Stored data entries:
--- BEGIN ---

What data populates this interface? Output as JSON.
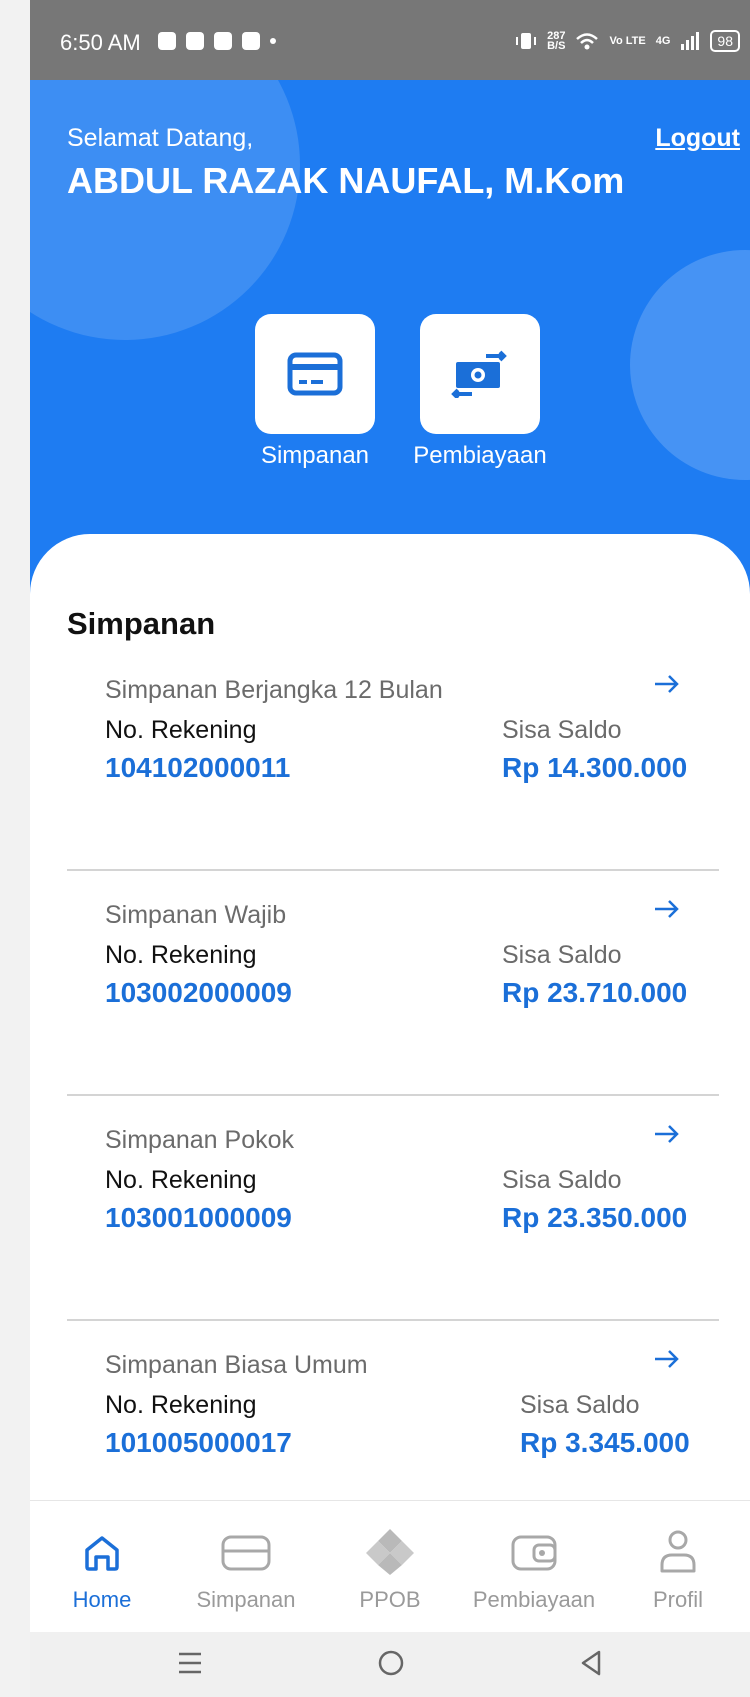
{
  "status_bar": {
    "time": "6:50 AM",
    "network_speed": "287",
    "network_unit": "B/S",
    "volte": "Vo LTE",
    "signal": "4G",
    "battery": "98"
  },
  "header": {
    "greeting": "Selamat Datang,",
    "user_name": "ABDUL RAZAK NAUFAL, M.Kom",
    "logout_label": "Logout",
    "menu": [
      {
        "label": "Simpanan",
        "icon": "credit-card-icon"
      },
      {
        "label": "Pembiayaan",
        "icon": "money-transfer-icon"
      }
    ]
  },
  "main": {
    "section_title": "Simpanan",
    "accounts": [
      {
        "name": "Simpanan Berjangka 12 Bulan",
        "rek_label": "No. Rekening",
        "rek_number": "104102000011",
        "saldo_label": "Sisa Saldo",
        "saldo": "Rp 14.300.000"
      },
      {
        "name": "Simpanan Wajib",
        "rek_label": "No. Rekening",
        "rek_number": "103002000009",
        "saldo_label": "Sisa Saldo",
        "saldo": "Rp 23.710.000"
      },
      {
        "name": "Simpanan Pokok",
        "rek_label": "No. Rekening",
        "rek_number": "103001000009",
        "saldo_label": "Sisa Saldo",
        "saldo": "Rp 23.350.000"
      },
      {
        "name": "Simpanan Biasa Umum",
        "rek_label": "No. Rekening",
        "rek_number": "101005000017",
        "saldo_label": "Sisa Saldo",
        "saldo": "Rp 3.345.000"
      }
    ]
  },
  "bottom_nav": {
    "items": [
      {
        "label": "Home",
        "icon": "home-icon",
        "active": true
      },
      {
        "label": "Simpanan",
        "icon": "card-icon",
        "active": false
      },
      {
        "label": "PPOB",
        "icon": "ppob-icon",
        "active": false
      },
      {
        "label": "Pembiayaan",
        "icon": "wallet-icon",
        "active": false
      },
      {
        "label": "Profil",
        "icon": "profile-icon",
        "active": false
      }
    ]
  },
  "colors": {
    "primary_blue": "#1e7cf2",
    "link_blue": "#1b6fd8",
    "status_bar": "#777777"
  }
}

--- END ---

Output all of the entries verbatim, leaving out any images.

— Result —
What data populates this interface? Output as JSON.
{
  "status_bar": {
    "time": "6:50 AM",
    "network_speed": "287",
    "network_unit": "B/S",
    "volte": "Vo LTE",
    "signal": "4G",
    "battery": "98"
  },
  "header": {
    "greeting": "Selamat Datang,",
    "user_name": "ABDUL RAZAK NAUFAL, M.Kom",
    "logout_label": "Logout",
    "menu": [
      {
        "label": "Simpanan",
        "icon": "credit-card-icon"
      },
      {
        "label": "Pembiayaan",
        "icon": "money-transfer-icon"
      }
    ]
  },
  "main": {
    "section_title": "Simpanan",
    "accounts": [
      {
        "name": "Simpanan Berjangka 12 Bulan",
        "rek_label": "No. Rekening",
        "rek_number": "104102000011",
        "saldo_label": "Sisa Saldo",
        "saldo": "Rp 14.300.000"
      },
      {
        "name": "Simpanan Wajib",
        "rek_label": "No. Rekening",
        "rek_number": "103002000009",
        "saldo_label": "Sisa Saldo",
        "saldo": "Rp 23.710.000"
      },
      {
        "name": "Simpanan Pokok",
        "rek_label": "No. Rekening",
        "rek_number": "103001000009",
        "saldo_label": "Sisa Saldo",
        "saldo": "Rp 23.350.000"
      },
      {
        "name": "Simpanan Biasa Umum",
        "rek_label": "No. Rekening",
        "rek_number": "101005000017",
        "saldo_label": "Sisa Saldo",
        "saldo": "Rp 3.345.000"
      }
    ]
  },
  "bottom_nav": {
    "items": [
      {
        "label": "Home",
        "icon": "home-icon",
        "active": true
      },
      {
        "label": "Simpanan",
        "icon": "card-icon",
        "active": false
      },
      {
        "label": "PPOB",
        "icon": "ppob-icon",
        "active": false
      },
      {
        "label": "Pembiayaan",
        "icon": "wallet-icon",
        "active": false
      },
      {
        "label": "Profil",
        "icon": "profile-icon",
        "active": false
      }
    ]
  },
  "colors": {
    "primary_blue": "#1e7cf2",
    "link_blue": "#1b6fd8",
    "status_bar": "#777777"
  }
}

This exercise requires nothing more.